◆ Exercise description:
Reproduce only the records that begin at the line containing "Patent image size: (1353, 1084)." and stop after the line containing "The first turbine rotating structure 59 is", changing "partial sectional illustration" to "partial cutaway view" and leaving everything else unchanged.

** start Extracted records **

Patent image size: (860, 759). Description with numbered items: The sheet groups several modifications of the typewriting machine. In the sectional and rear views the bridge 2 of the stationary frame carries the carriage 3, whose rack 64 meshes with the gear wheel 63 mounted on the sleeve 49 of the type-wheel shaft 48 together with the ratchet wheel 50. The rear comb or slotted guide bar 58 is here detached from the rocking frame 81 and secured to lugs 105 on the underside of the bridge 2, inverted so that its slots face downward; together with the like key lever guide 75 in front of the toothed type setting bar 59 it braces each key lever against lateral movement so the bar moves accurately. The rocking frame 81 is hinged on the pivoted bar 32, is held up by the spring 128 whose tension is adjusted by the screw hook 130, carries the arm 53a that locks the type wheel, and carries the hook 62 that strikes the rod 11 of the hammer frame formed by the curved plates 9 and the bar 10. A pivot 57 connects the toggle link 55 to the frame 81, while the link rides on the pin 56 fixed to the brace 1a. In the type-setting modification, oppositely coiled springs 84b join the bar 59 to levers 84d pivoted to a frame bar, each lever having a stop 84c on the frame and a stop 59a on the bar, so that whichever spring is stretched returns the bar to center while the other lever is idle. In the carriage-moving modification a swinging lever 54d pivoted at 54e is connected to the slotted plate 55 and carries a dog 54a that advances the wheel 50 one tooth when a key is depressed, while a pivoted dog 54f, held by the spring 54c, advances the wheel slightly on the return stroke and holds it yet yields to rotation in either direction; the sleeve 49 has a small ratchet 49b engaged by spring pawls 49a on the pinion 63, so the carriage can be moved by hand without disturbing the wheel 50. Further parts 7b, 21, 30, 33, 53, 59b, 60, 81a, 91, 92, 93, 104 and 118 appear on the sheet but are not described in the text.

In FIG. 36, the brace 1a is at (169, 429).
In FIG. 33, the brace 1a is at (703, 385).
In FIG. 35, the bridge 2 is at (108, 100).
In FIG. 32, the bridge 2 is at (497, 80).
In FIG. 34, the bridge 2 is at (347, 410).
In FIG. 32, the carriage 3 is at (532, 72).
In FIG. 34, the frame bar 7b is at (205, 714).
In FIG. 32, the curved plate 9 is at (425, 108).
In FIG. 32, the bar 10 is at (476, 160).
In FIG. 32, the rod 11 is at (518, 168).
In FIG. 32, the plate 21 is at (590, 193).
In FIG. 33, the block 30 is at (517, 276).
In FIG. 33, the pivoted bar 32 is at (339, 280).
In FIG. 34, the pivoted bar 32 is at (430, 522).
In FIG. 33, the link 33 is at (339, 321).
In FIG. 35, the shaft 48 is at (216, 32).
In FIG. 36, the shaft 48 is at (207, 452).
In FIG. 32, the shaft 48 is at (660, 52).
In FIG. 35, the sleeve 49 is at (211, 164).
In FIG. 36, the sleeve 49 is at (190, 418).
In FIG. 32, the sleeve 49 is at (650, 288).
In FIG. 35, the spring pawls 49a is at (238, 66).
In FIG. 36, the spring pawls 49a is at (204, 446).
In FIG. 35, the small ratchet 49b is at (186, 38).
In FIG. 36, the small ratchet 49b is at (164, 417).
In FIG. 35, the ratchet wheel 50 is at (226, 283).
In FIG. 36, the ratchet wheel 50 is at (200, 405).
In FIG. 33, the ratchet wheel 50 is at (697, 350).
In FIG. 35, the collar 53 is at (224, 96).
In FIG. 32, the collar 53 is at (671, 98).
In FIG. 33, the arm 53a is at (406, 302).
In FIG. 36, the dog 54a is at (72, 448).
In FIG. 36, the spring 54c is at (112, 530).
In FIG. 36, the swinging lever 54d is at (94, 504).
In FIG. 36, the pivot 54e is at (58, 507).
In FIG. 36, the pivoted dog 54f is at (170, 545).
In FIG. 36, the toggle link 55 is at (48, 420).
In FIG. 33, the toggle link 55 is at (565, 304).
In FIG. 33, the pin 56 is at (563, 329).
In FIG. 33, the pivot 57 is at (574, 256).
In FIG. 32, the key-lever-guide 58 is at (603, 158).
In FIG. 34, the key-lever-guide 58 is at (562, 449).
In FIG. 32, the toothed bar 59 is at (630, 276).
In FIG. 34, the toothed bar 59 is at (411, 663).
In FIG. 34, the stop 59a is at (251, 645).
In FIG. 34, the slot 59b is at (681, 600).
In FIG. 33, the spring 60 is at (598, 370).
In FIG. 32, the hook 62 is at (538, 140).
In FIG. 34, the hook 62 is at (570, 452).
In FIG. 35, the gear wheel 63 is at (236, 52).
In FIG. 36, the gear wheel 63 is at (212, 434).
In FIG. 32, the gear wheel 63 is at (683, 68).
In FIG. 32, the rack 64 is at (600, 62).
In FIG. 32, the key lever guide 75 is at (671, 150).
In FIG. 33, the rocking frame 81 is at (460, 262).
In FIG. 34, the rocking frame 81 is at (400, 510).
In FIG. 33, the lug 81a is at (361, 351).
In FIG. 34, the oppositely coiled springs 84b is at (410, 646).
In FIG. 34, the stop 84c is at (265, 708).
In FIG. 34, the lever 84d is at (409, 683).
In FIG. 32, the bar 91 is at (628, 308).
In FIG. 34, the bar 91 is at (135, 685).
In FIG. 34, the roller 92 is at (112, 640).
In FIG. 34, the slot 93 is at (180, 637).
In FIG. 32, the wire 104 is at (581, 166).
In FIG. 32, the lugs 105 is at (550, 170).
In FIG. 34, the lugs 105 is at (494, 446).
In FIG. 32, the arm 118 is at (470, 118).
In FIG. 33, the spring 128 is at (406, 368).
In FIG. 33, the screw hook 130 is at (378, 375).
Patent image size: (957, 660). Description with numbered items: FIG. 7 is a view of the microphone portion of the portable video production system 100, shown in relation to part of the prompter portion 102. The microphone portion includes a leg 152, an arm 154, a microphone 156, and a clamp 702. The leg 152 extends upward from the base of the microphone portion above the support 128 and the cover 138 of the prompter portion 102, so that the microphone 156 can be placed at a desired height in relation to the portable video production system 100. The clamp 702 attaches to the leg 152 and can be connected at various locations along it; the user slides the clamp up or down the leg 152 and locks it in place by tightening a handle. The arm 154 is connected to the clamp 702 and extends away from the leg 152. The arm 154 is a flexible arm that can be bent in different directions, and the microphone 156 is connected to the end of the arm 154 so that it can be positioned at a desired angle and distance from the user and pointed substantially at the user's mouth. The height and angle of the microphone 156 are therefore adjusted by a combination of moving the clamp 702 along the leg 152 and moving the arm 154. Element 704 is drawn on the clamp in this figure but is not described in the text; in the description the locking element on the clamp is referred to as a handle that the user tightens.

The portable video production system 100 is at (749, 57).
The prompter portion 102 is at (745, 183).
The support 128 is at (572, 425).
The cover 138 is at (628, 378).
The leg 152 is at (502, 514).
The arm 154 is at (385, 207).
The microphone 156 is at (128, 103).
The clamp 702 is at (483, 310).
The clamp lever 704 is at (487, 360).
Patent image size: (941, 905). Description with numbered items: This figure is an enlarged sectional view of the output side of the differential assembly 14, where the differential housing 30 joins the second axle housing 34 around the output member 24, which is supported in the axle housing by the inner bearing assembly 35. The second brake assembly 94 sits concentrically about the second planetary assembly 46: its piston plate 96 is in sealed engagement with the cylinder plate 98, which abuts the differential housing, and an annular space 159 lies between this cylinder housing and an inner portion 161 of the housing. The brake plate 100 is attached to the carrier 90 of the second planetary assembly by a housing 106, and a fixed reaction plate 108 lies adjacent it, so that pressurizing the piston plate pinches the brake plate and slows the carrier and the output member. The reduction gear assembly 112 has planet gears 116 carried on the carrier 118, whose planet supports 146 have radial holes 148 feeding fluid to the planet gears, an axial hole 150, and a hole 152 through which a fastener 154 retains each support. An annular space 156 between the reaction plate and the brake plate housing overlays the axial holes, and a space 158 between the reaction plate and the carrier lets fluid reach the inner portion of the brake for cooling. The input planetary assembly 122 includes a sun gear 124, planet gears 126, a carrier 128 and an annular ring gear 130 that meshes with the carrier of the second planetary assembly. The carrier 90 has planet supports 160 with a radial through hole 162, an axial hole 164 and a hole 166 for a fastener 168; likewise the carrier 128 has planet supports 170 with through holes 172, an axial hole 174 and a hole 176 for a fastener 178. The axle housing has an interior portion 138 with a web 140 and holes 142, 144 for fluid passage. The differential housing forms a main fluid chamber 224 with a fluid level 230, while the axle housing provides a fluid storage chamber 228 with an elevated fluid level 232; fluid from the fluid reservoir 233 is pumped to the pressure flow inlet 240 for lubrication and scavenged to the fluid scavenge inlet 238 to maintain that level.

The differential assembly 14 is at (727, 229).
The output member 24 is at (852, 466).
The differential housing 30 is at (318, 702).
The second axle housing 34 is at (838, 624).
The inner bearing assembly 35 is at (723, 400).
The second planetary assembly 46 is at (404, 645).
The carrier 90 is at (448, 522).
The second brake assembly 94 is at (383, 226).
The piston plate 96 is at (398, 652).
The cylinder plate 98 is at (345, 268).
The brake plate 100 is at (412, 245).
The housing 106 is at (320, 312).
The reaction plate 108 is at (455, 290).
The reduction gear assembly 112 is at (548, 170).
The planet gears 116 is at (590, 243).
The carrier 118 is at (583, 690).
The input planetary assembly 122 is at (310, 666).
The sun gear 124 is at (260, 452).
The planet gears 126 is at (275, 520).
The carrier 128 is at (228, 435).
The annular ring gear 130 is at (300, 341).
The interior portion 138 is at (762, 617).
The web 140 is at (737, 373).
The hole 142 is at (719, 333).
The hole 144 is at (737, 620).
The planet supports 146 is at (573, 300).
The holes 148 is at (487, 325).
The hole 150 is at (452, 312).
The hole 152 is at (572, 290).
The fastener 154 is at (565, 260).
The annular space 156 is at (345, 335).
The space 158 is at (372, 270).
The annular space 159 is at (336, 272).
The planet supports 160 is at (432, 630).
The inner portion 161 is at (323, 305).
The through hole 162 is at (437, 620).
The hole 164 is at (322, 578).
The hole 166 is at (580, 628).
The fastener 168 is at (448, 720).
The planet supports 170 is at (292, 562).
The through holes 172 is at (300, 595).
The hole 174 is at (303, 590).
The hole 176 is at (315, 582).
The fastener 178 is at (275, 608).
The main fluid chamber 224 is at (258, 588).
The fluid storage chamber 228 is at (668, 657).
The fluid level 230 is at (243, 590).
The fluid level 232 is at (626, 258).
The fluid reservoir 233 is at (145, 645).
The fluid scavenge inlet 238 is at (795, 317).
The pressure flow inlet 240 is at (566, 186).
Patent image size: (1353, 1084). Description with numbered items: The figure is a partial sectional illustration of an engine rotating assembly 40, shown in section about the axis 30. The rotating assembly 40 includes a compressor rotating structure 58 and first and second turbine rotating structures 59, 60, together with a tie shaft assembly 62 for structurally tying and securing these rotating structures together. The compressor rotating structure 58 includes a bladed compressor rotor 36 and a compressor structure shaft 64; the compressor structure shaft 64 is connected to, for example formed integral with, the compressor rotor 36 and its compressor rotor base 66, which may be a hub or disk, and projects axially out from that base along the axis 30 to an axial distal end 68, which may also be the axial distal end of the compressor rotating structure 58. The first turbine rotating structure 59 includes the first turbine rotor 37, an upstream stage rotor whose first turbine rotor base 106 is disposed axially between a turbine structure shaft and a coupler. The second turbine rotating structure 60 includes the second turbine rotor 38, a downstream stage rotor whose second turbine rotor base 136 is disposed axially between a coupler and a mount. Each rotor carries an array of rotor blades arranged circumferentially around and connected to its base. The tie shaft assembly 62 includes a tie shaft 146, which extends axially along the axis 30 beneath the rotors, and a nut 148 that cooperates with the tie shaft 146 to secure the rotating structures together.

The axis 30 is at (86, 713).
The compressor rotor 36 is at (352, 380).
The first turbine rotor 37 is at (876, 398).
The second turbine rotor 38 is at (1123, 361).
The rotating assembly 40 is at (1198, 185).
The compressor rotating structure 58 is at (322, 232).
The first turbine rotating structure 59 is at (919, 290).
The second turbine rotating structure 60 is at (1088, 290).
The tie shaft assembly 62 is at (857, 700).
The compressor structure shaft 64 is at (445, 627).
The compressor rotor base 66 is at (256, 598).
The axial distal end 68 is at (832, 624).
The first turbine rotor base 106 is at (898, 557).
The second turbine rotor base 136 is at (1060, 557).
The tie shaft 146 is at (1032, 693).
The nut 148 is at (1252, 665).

** end Extracted records **

◆ Result:
Patent image size: (1353, 1084). Description with numbered items: The figure is a partial cutaway view of an engine rotating assembly 40, shown in section about the axis 30. The rotating assembly 40 includes a compressor rotating structure 58 and first and second turbine rotating structures 59, 60, together with a tie shaft assembly 62 for structurally tying and securing these rotating structures together. The compressor rotating structure 58 includes a bladed compressor rotor 36 and a compressor structure shaft 64; the compressor structure shaft 64 is connected to, for example formed integral with, the compressor rotor 36 and its compressor rotor base 66, which may be a hub or disk, and projects axially out from that base along the axis 30 to an axial distal end 68, which may also be the axial distal end of the compressor rotating structure 58. The first turbine rotating structure 59 includes the first turbine rotor 37, an upstream stage rotor whose first turbine rotor base 106 is disposed axially between a turbine structure shaft and a coupler. The second turbine rotating structure 60 includes the second turbine rotor 38, a downstream stage rotor whose second turbine rotor base 136 is disposed axially between a coupler and a mount. Each rotor carries an array of rotor blades arranged circumferentially around and connected to its base. The tie shaft assembly 62 includes a tie shaft 146, which extends axially along the axis 30 beneath the rotors, and a nut 148 that cooperates with the tie shaft 146 to secure the rotating structures together.

The axis 30 is at (86, 713).
The compressor rotor 36 is at (352, 380).
The first turbine rotor 37 is at (876, 398).
The second turbine rotor 38 is at (1123, 361).
The rotating assembly 40 is at (1198, 185).
The compressor rotating structure 58 is at (322, 232).
The first turbine rotating structure 59 is at (919, 290).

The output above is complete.